■ **GOAL OF THE EXERCISE**: Scan the records below for the word "государственной" and give only the number of lines that hold it.

■ **LISTING**:
+++++

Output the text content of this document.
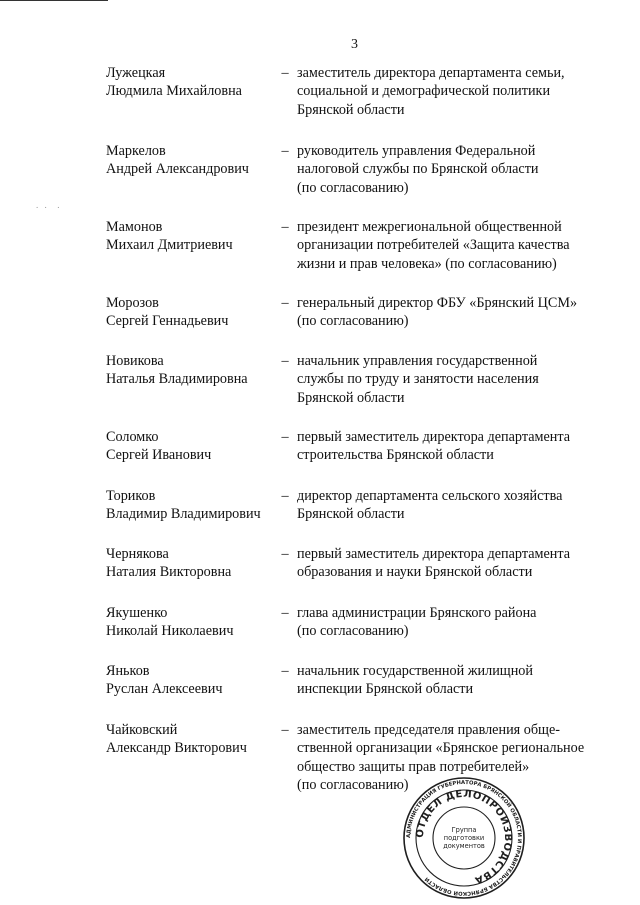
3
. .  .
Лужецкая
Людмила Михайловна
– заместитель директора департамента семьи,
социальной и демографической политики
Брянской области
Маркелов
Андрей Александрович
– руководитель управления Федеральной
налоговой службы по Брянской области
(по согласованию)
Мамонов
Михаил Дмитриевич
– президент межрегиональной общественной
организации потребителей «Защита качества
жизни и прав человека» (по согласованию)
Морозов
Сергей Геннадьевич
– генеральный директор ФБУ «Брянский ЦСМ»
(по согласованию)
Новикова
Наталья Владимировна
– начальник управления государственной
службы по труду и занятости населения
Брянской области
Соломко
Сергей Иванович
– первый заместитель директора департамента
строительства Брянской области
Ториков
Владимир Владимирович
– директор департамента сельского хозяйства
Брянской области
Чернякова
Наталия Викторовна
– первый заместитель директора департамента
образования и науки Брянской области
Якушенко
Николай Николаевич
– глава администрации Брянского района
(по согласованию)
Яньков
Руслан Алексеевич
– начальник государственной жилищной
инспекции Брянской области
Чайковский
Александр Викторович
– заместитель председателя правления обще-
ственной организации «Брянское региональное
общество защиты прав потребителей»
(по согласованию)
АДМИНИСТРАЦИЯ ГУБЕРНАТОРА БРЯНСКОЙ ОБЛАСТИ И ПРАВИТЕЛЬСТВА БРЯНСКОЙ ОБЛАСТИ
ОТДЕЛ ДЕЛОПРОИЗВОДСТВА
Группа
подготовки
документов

+++++

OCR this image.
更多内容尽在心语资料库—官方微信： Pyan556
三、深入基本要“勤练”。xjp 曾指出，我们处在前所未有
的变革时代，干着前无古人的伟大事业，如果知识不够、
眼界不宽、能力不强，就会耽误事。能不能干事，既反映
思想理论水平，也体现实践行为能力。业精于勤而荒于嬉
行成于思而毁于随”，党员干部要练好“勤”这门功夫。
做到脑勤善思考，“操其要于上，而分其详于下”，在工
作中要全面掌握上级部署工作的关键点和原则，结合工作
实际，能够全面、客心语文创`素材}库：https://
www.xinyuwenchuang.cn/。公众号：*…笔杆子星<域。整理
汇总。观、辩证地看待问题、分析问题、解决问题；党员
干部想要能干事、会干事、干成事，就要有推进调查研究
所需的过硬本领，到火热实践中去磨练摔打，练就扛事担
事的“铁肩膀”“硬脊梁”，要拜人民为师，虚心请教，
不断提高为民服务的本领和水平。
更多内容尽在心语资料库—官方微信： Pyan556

+++++

■ **EXPECTED ANSWER**: 2